PROVIDED RECORDS

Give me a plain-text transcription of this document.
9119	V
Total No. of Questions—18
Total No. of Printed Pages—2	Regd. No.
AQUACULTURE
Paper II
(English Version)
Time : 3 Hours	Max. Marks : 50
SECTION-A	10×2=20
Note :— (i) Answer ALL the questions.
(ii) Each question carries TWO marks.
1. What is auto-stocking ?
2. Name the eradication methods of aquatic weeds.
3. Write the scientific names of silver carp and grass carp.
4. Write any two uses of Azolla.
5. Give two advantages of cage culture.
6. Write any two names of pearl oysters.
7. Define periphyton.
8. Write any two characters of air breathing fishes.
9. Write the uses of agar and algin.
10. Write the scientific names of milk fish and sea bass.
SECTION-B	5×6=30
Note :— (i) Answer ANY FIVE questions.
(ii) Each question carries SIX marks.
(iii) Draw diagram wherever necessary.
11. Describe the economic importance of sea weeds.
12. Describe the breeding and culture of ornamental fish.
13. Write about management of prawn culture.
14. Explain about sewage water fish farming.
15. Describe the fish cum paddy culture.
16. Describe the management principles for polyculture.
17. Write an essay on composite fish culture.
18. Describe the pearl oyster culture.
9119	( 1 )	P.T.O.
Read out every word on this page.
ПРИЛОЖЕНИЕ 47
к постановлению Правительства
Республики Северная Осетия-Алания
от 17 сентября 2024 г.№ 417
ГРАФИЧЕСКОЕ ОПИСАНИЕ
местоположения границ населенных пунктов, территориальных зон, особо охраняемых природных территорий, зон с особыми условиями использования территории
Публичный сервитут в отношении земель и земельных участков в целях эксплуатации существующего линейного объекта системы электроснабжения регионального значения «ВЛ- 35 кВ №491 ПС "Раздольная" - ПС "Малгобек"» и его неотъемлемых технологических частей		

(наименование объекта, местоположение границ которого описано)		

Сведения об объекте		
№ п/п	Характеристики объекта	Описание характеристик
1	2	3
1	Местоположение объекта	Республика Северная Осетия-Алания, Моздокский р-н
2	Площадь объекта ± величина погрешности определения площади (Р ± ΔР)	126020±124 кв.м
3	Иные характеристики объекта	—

GIVEN PROBLEM
From the data, collect all lines where the string "pearl" appears.

TASK SOLUTION
6. Write any two names of pearl oysters.
18. Describe the pearl oyster culture.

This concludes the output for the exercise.